>>>>>
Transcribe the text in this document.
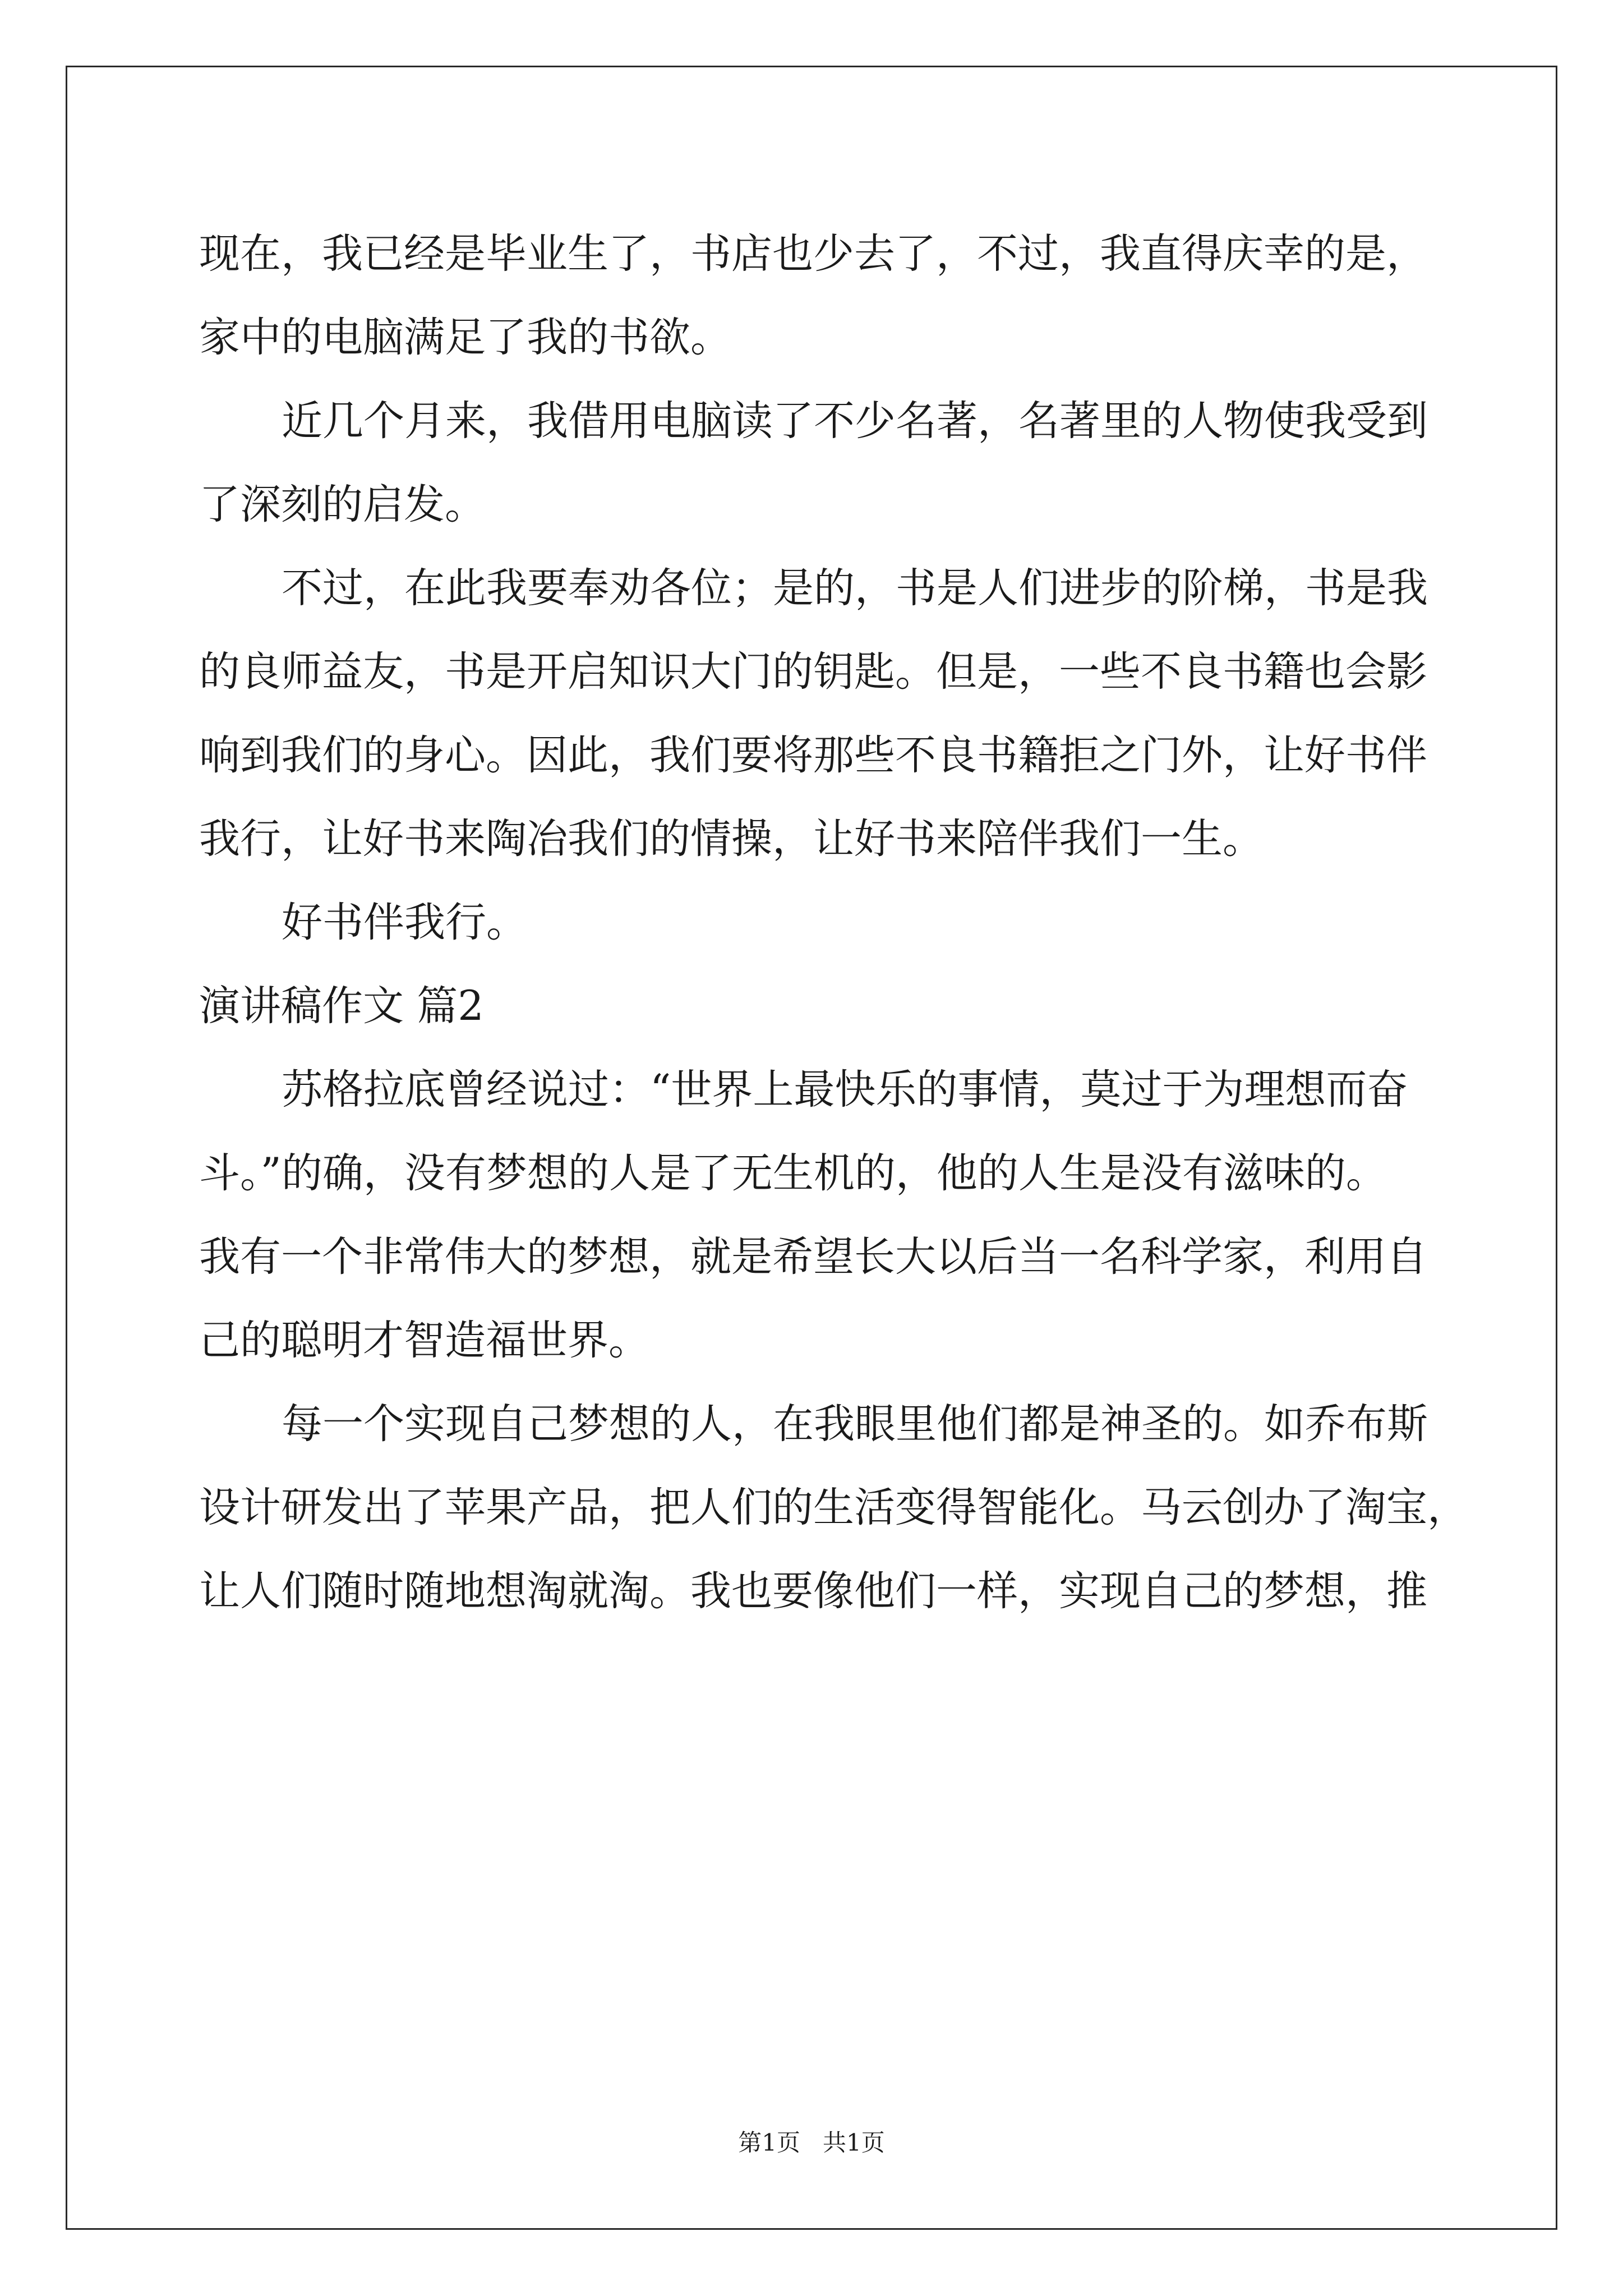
现在，我已经是毕业生了，书店也少去了，不过，我直得庆幸的是，
家中的电脑满足了我的书欲。
近几个月来，我借用电脑读了不少名著，名著里的人物使我受到
了深刻的启发。
不过，在此我要奉劝各位；是的，书是人们进步的阶梯，书是我
的良师益友，书是开启知识大门的钥匙。但是，一些不良书籍也会影
响到我们的身心。因此，我们要将那些不良书籍拒之门外，让好书伴
我行，让好书来陶冶我们的情操，让好书来陪伴我们一生。
好书伴我行。
演讲稿作文 篇2
苏格拉底曾经说过：“世界上最快乐的事情，莫过于为理想而奋
斗。”的确，没有梦想的人是了无生机的，他的人生是没有滋味的。
我有一个非常伟大的梦想，就是希望长大以后当一名科学家，利用自
己的聪明才智造福世界。
每一个实现自己梦想的人，在我眼里他们都是神圣的。如乔布斯
设计研发出了苹果产品，把人们的生活变得智能化。马云创办了淘宝，
让人们随时随地想淘就淘。我也要像他们一样，实现自己的梦想，推
第1页 共1页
<<<<<
# [YOUR INSTRUCTIONS]
Retype the data above exactly; pictures are not part of the copy.

# [EXERCISE RESPONSE]
Transcribe the text in this document.
现在，我已经是毕业生了，书店也少去了，不过，我直得庆幸的是，
家中的电脑满足了我的书欲。
近几个月来，我借用电脑读了不少名著，名著里的人物使我受到
了深刻的启发。
不过，在此我要奉劝各位；是的，书是人们进步的阶梯，书是我
的良师益友，书是开启知识大门的钥匙。但是，一些不良书籍也会影
响到我们的身心。因此，我们要将那些不良书籍拒之门外，让好书伴
我行，让好书来陶冶我们的情操，让好书来陪伴我们一生。
好书伴我行。
演讲稿作文 篇2
苏格拉底曾经说过：“世界上最快乐的事情，莫过于为理想而奋
斗。”的确，没有梦想的人是了无生机的，他的人生是没有滋味的。
我有一个非常伟大的梦想，就是希望长大以后当一名科学家，利用自
己的聪明才智造福世界。
每一个实现自己梦想的人，在我眼里他们都是神圣的。如乔布斯
设计研发出了苹果产品，把人们的生活变得智能化。马云创办了淘宝，
让人们随时随地想淘就淘。我也要像他们一样，实现自己的梦想，推
第1页 共1页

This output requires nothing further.